STORED RECORDS:
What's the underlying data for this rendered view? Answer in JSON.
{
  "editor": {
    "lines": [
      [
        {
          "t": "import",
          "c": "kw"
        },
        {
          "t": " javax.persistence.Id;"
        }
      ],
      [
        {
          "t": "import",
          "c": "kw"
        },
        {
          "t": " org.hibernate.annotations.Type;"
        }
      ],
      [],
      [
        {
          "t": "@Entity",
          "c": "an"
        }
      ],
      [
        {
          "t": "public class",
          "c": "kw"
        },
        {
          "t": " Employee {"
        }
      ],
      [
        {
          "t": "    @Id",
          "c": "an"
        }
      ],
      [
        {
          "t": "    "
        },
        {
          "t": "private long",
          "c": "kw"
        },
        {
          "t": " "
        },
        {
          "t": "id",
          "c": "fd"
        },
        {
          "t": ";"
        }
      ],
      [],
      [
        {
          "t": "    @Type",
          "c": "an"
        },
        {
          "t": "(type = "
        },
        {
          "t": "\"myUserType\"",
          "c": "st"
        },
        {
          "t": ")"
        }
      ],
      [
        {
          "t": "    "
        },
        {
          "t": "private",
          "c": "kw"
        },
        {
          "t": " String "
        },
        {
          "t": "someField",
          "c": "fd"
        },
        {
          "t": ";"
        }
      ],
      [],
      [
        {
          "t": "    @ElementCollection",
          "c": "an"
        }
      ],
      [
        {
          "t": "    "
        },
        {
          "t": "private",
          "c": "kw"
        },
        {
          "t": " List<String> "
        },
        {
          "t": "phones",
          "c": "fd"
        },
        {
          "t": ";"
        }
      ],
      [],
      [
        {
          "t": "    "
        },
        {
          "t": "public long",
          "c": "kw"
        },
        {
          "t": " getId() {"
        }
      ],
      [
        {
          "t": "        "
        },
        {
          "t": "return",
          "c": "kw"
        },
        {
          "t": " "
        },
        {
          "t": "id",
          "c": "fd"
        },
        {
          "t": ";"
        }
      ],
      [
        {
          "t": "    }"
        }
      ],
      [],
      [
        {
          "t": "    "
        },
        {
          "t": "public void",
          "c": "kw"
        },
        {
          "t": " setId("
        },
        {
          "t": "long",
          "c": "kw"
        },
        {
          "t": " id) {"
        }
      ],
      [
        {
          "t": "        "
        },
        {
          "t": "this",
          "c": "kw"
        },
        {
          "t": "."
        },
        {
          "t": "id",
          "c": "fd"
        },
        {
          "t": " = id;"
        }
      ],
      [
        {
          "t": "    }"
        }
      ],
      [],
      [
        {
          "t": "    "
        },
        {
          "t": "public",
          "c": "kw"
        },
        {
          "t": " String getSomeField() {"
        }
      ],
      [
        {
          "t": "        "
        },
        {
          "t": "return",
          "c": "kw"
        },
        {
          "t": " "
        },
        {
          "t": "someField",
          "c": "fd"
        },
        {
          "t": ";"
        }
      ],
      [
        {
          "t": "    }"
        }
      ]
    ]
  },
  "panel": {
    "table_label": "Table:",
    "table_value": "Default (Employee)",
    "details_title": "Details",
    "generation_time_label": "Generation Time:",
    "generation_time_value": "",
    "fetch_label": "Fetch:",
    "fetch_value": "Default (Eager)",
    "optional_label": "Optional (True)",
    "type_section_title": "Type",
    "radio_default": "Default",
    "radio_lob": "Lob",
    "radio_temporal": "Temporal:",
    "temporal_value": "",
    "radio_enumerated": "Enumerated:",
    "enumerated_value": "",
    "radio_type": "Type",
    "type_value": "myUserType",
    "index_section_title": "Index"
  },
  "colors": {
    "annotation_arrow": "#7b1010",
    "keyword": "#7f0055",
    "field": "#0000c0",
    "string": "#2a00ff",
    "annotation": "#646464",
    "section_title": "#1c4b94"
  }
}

WHAT YOU HAVE TO DO: Copy the data above in full, character for character.

SOLUTION:
What's the underlying data for this rendered view? Answer in JSON.
{
  "editor": {
    "lines": [
      [
        {
          "t": "import",
          "c": "kw"
        },
        {
          "t": " javax.persistence.Id;"
        }
      ],
      [
        {
          "t": "import",
          "c": "kw"
        },
        {
          "t": " org.hibernate.annotations.Type;"
        }
      ],
      [],
      [
        {
          "t": "@Entity",
          "c": "an"
        }
      ],
      [
        {
          "t": "public class",
          "c": "kw"
        },
        {
          "t": " Employee {"
        }
      ],
      [
        {
          "t": "    @Id",
          "c": "an"
        }
      ],
      [
        {
          "t": "    "
        },
        {
          "t": "private long",
          "c": "kw"
        },
        {
          "t": " "
        },
        {
          "t": "id",
          "c": "fd"
        },
        {
          "t": ";"
        }
      ],
      [],
      [
        {
          "t": "    @Type",
          "c": "an"
        },
        {
          "t": "(type = "
        },
        {
          "t": "\"myUserType\"",
          "c": "st"
        },
        {
          "t": ")"
        }
      ],
      [
        {
          "t": "    "
        },
        {
          "t": "private",
          "c": "kw"
        },
        {
          "t": " String "
        },
        {
          "t": "someField",
          "c": "fd"
        },
        {
          "t": ";"
        }
      ],
      [],
      [
        {
          "t": "    @ElementCollection",
          "c": "an"
        }
      ],
      [
        {
          "t": "    "
        },
        {
          "t": "private",
          "c": "kw"
        },
        {
          "t": " List<String> "
        },
        {
          "t": "phones",
          "c": "fd"
        },
        {
          "t": ";"
        }
      ],
      [],
      [
        {
          "t": "    "
        },
        {
          "t": "public long",
          "c": "kw"
        },
        {
          "t": " getId() {"
        }
      ],
      [
        {
          "t": "        "
        },
        {
          "t": "return",
          "c": "kw"
        },
        {
          "t": " "
        },
        {
          "t": "id",
          "c": "fd"
        },
        {
          "t": ";"
        }
      ],
      [
        {
          "t": "    }"
        }
      ],
      [],
      [
        {
          "t": "    "
        },
        {
          "t": "public void",
          "c": "kw"
        },
        {
          "t": " setId("
        },
        {
          "t": "long",
          "c": "kw"
        },
        {
          "t": " id) {"
        }
      ],
      [
        {
          "t": "        "
        },
        {
          "t": "this",
          "c": "kw"
        },
        {
          "t": "."
        },
        {
          "t": "id",
          "c": "fd"
        },
        {
          "t": " = id;"
        }
      ],
      [
        {
          "t": "    }"
        }
      ],
      [],
      [
        {
          "t": "    "
        },
        {
          "t": "public",
          "c": "kw"
        },
        {
          "t": " String getSomeField() {"
        }
      ],
      [
        {
          "t": "        "
        },
        {
          "t": "return",
          "c": "kw"
        },
        {
          "t": " "
        },
        {
          "t": "someField",
          "c": "fd"
        },
        {
          "t": ";"
        }
      ],
      [
        {
          "t": "    }"
        }
      ]
    ]
  },
  "panel": {
    "table_label": "Table:",
    "table_value": "Default (Employee)",
    "details_title": "Details",
    "generation_time_label": "Generation Time:",
    "generation_time_value": "",
    "fetch_label": "Fetch:",
    "fetch_value": "Default (Eager)",
    "optional_label": "Optional (True)",
    "type_section_title": "Type",
    "radio_default": "Default",
    "radio_lob": "Lob",
    "radio_temporal": "Temporal:",
    "temporal_value": "",
    "radio_enumerated": "Enumerated:",
    "enumerated_value": "",
    "radio_type": "Type",
    "type_value": "myUserType",
    "index_section_title": "Index"
  },
  "colors": {
    "annotation_arrow": "#7b1010",
    "keyword": "#7f0055",
    "field": "#0000c0",
    "string": "#2a00ff",
    "annotation": "#646464",
    "section_title": "#1c4b94"
  }
}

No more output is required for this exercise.